(Saved entries)
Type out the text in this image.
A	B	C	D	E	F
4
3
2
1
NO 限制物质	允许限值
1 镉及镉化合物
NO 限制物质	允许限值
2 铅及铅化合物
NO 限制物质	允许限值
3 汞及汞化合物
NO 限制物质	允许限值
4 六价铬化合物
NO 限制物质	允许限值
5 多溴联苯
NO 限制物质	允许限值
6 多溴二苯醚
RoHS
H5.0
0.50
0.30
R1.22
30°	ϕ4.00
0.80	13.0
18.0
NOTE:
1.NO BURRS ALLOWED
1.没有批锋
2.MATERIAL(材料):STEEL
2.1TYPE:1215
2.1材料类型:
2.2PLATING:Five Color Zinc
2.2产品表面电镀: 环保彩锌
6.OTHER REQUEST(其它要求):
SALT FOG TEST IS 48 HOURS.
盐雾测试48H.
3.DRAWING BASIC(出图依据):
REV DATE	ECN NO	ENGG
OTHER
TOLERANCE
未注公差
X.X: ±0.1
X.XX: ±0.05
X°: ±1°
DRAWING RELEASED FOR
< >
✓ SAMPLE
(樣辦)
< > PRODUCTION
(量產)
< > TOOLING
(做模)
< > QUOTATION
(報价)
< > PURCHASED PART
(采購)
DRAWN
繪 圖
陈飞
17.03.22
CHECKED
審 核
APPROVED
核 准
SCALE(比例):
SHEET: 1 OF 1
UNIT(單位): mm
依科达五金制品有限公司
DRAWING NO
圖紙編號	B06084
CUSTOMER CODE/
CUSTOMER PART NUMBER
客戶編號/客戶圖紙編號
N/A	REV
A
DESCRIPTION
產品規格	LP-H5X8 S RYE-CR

> [WHAT IS NEEDED] Look through the entries above and list every line containing "PART".

> [RESPONSE TO THIS EXERCISE]
< > PURCHASED PART
CUSTOMER PART NUMBER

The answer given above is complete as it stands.